DO THIS: Could you extract every entry below and reproduce it exactly?
___ AVAILABLE DATA ___
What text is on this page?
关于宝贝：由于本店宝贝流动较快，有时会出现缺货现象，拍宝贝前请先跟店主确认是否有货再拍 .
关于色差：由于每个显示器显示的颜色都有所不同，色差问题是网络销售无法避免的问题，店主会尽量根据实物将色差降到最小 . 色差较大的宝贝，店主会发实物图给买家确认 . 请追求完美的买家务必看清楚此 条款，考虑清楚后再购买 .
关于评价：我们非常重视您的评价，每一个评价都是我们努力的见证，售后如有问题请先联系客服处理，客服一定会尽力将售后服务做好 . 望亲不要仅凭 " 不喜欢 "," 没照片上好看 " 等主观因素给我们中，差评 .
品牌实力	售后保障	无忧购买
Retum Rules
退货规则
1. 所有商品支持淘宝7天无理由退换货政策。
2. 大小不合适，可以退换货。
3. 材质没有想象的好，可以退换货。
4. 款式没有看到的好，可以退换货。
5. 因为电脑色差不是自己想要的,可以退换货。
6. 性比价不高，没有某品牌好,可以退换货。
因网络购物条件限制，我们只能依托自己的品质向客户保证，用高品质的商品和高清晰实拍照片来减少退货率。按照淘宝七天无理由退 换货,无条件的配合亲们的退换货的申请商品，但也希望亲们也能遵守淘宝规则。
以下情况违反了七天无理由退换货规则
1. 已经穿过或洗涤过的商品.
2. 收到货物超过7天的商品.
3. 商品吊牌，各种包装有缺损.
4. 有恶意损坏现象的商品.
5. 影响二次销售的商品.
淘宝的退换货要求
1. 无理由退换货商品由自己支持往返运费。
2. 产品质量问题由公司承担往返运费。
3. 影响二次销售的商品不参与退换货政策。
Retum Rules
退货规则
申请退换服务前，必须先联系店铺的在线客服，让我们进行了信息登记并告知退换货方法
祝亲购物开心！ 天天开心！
___
RESULT:
What text is on this page?
关于宝贝：由于本店宝贝流动较快，有时会出现缺货现象，拍宝贝前请先跟店主确认是否有货再拍 .
关于色差：由于每个显示器显示的颜色都有所不同，色差问题是网络销售无法避免的问题，店主会尽量根据实物将色差降到最小 . 色差较大的宝贝，店主会发实物图给买家确认 . 请追求完美的买家务必看清楚此 条款，考虑清楚后再购买 .
关于评价：我们非常重视您的评价，每一个评价都是我们努力的见证，售后如有问题请先联系客服处理，客服一定会尽力将售后服务做好 . 望亲不要仅凭 " 不喜欢 "," 没照片上好看 " 等主观因素给我们中，差评 .
品牌实力	售后保障	无忧购买
Retum Rules
退货规则
1. 所有商品支持淘宝7天无理由退换货政策。
2. 大小不合适，可以退换货。
3. 材质没有想象的好，可以退换货。
4. 款式没有看到的好，可以退换货。
5. 因为电脑色差不是自己想要的,可以退换货。
6. 性比价不高，没有某品牌好,可以退换货。
因网络购物条件限制，我们只能依托自己的品质向客户保证，用高品质的商品和高清晰实拍照片来减少退货率。按照淘宝七天无理由退 换货,无条件的配合亲们的退换货的申请商品，但也希望亲们也能遵守淘宝规则。
以下情况违反了七天无理由退换货规则
1. 已经穿过或洗涤过的商品.
2. 收到货物超过7天的商品.
3. 商品吊牌，各种包装有缺损.
4. 有恶意损坏现象的商品.
5. 影响二次销售的商品.
淘宝的退换货要求
1. 无理由退换货商品由自己支持往返运费。
2. 产品质量问题由公司承担往返运费。
3. 影响二次销售的商品不参与退换货政策。
Retum Rules
退货规则
申请退换服务前，必须先联系店铺的在线客服，让我们进行了信息登记并告知退换货方法
祝亲购物开心！ 天天开心！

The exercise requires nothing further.